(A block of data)
══════

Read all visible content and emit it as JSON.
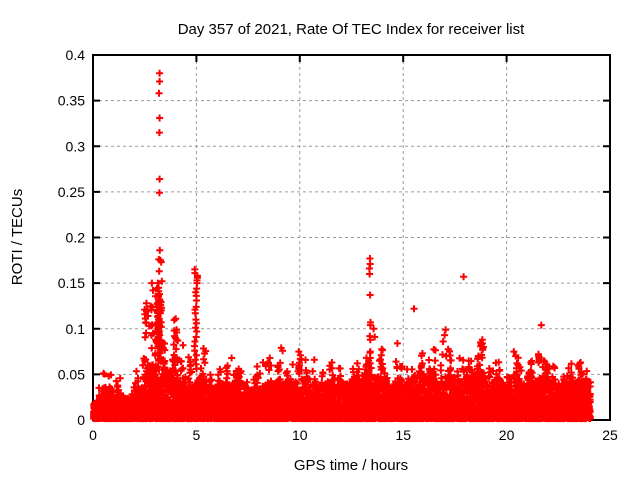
{
  "figure": {
    "background": "#ffffff",
    "border_color": "#000000",
    "grid_color": "#9a9a9a",
    "text_color": "#000000"
  },
  "chart_data": {
    "type": "scatter",
    "title": "Day 357 of 2021, Rate Of TEC Index for receiver list",
    "xlabel": "GPS time / hours",
    "ylabel": "ROTI / TECUs",
    "xlim": [
      0,
      25
    ],
    "ylim": [
      0,
      0.4
    ],
    "x_ticks": [
      0,
      5,
      10,
      15,
      20,
      25
    ],
    "x_tick_labels": [
      "0",
      "5",
      "10",
      "15",
      "20",
      "25"
    ],
    "y_ticks": [
      0,
      0.05,
      0.1,
      0.15,
      0.2,
      0.25,
      0.3,
      0.35,
      0.4
    ],
    "y_tick_labels": [
      "0",
      "0.05",
      "0.1",
      "0.15",
      "0.2",
      "0.25",
      "0.3",
      "0.35",
      "0.4"
    ],
    "grid": true,
    "grid_style": "dashed",
    "legend": null,
    "marker": {
      "shape": "plus",
      "color": "#ff0000",
      "size": 7,
      "stroke": 2
    },
    "data_span_hours": [
      0,
      24.05
    ],
    "outlier_points": [
      [
        3.22,
        0.38
      ],
      [
        3.22,
        0.371
      ],
      [
        3.19,
        0.358
      ],
      [
        3.22,
        0.331
      ],
      [
        3.21,
        0.315
      ],
      [
        3.22,
        0.264
      ],
      [
        3.21,
        0.249
      ],
      [
        3.23,
        0.186
      ],
      [
        3.18,
        0.176
      ],
      [
        3.26,
        0.175
      ],
      [
        3.3,
        0.173
      ],
      [
        3.2,
        0.163
      ],
      [
        3.33,
        0.152
      ],
      [
        3.14,
        0.15
      ],
      [
        2.85,
        0.15
      ],
      [
        2.9,
        0.142
      ],
      [
        2.58,
        0.128
      ],
      [
        2.62,
        0.121
      ],
      [
        2.66,
        0.114
      ],
      [
        2.55,
        0.107
      ],
      [
        2.72,
        0.103
      ],
      [
        15.52,
        0.122
      ],
      [
        17.92,
        0.157
      ],
      [
        21.68,
        0.104
      ],
      [
        9.1,
        0.079
      ],
      [
        9.17,
        0.076
      ],
      [
        9.95,
        0.075
      ],
      [
        10.03,
        0.071
      ],
      [
        17.05,
        0.099
      ],
      [
        17.0,
        0.093
      ],
      [
        16.93,
        0.086
      ],
      [
        17.08,
        0.07
      ],
      [
        20.35,
        0.075
      ],
      [
        20.44,
        0.07
      ],
      [
        23.45,
        0.06
      ],
      [
        23.58,
        0.063
      ],
      [
        6.7,
        0.068
      ],
      [
        8.55,
        0.068
      ],
      [
        8.22,
        0.063
      ],
      [
        10.7,
        0.066
      ],
      [
        11.55,
        0.063
      ],
      [
        12.78,
        0.062
      ],
      [
        14.72,
        0.084
      ],
      [
        13.57,
        0.1
      ],
      [
        13.62,
        0.091
      ]
    ],
    "spike_columns": [
      {
        "hour": 3.22,
        "jitter": 0.1,
        "values": [
          0.145,
          0.141,
          0.138,
          0.135,
          0.132,
          0.129,
          0.126,
          0.123,
          0.12,
          0.117,
          0.114,
          0.111,
          0.108,
          0.105,
          0.102,
          0.099,
          0.096,
          0.093,
          0.09,
          0.087,
          0.084,
          0.081,
          0.078,
          0.125,
          0.118,
          0.11,
          0.131,
          0.122,
          0.113,
          0.104,
          0.095,
          0.136,
          0.128,
          0.107
        ]
      },
      {
        "hour": 4.98,
        "jitter": 0.07,
        "values": [
          0.165,
          0.161,
          0.158,
          0.156,
          0.153,
          0.15,
          0.144,
          0.14,
          0.136,
          0.131,
          0.124,
          0.121,
          0.117,
          0.11,
          0.106,
          0.101,
          0.097,
          0.091,
          0.086,
          0.081,
          0.076,
          0.071,
          0.066,
          0.061,
          0.056
        ]
      },
      {
        "hour": 13.41,
        "jitter": 0.05,
        "values": [
          0.177,
          0.171,
          0.166,
          0.16,
          0.137,
          0.107,
          0.104,
          0.092,
          0.088,
          0.075,
          0.068,
          0.062,
          0.057
        ]
      },
      {
        "hour": 18.8,
        "jitter": 0.08,
        "values": [
          0.088,
          0.085,
          0.083,
          0.081,
          0.079,
          0.077,
          0.084,
          0.08
        ]
      },
      {
        "hour": 21.6,
        "jitter": 0.06,
        "values": [
          0.072,
          0.069,
          0.067,
          0.065,
          0.063,
          0.07
        ]
      }
    ],
    "base_band": {
      "description": "dense noise band; entries are [start_hour, dense_max, spike_max, n_spikes], bin width 0.5h (last bin 0.55h)",
      "bin_width_hours": 0.5,
      "points_per_bin": 155,
      "bins": [
        [
          0.0,
          0.022,
          0.038,
          6
        ],
        [
          0.5,
          0.032,
          0.052,
          10
        ],
        [
          1.0,
          0.028,
          0.046,
          8
        ],
        [
          1.5,
          0.024,
          0.04,
          6
        ],
        [
          2.0,
          0.035,
          0.062,
          10
        ],
        [
          2.5,
          0.06,
          0.125,
          20
        ],
        [
          3.0,
          0.085,
          0.15,
          26
        ],
        [
          3.5,
          0.055,
          0.112,
          16
        ],
        [
          4.0,
          0.048,
          0.095,
          13
        ],
        [
          4.5,
          0.04,
          0.07,
          10
        ],
        [
          5.0,
          0.046,
          0.08,
          10
        ],
        [
          5.5,
          0.036,
          0.056,
          8
        ],
        [
          6.0,
          0.042,
          0.068,
          10
        ],
        [
          6.5,
          0.04,
          0.062,
          9
        ],
        [
          7.0,
          0.042,
          0.06,
          9
        ],
        [
          7.5,
          0.034,
          0.052,
          7
        ],
        [
          8.0,
          0.038,
          0.064,
          9
        ],
        [
          8.5,
          0.04,
          0.062,
          8
        ],
        [
          9.0,
          0.042,
          0.066,
          9
        ],
        [
          9.5,
          0.042,
          0.068,
          9
        ],
        [
          10.0,
          0.044,
          0.068,
          10
        ],
        [
          10.5,
          0.036,
          0.058,
          8
        ],
        [
          11.0,
          0.04,
          0.06,
          8
        ],
        [
          11.5,
          0.044,
          0.058,
          8
        ],
        [
          12.0,
          0.04,
          0.054,
          7
        ],
        [
          12.5,
          0.044,
          0.062,
          9
        ],
        [
          13.0,
          0.05,
          0.078,
          11
        ],
        [
          13.5,
          0.048,
          0.085,
          10
        ],
        [
          14.0,
          0.04,
          0.058,
          8
        ],
        [
          14.5,
          0.044,
          0.066,
          9
        ],
        [
          15.0,
          0.04,
          0.062,
          8
        ],
        [
          15.5,
          0.05,
          0.078,
          11
        ],
        [
          16.0,
          0.048,
          0.066,
          9
        ],
        [
          16.5,
          0.042,
          0.08,
          10
        ],
        [
          17.0,
          0.048,
          0.095,
          12
        ],
        [
          17.5,
          0.042,
          0.07,
          9
        ],
        [
          18.0,
          0.048,
          0.072,
          10
        ],
        [
          18.5,
          0.052,
          0.076,
          10
        ],
        [
          19.0,
          0.04,
          0.058,
          8
        ],
        [
          19.5,
          0.044,
          0.064,
          9
        ],
        [
          20.0,
          0.048,
          0.072,
          10
        ],
        [
          20.5,
          0.04,
          0.058,
          8
        ],
        [
          21.0,
          0.048,
          0.068,
          10
        ],
        [
          21.5,
          0.048,
          0.072,
          10
        ],
        [
          22.0,
          0.044,
          0.062,
          9
        ],
        [
          22.5,
          0.04,
          0.058,
          8
        ],
        [
          23.0,
          0.044,
          0.062,
          9
        ],
        [
          23.5,
          0.042,
          0.06,
          8
        ]
      ]
    }
  }
}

══════

» GOAL OF THE EXERCISE:
Show every line from the listing above in which the string "jitter" appears.

» EXERCISE RESULT:
        "jitter": 0.1,
        "jitter": 0.07,
        "jitter": 0.05,
        "jitter": 0.08,
        "jitter": 0.06,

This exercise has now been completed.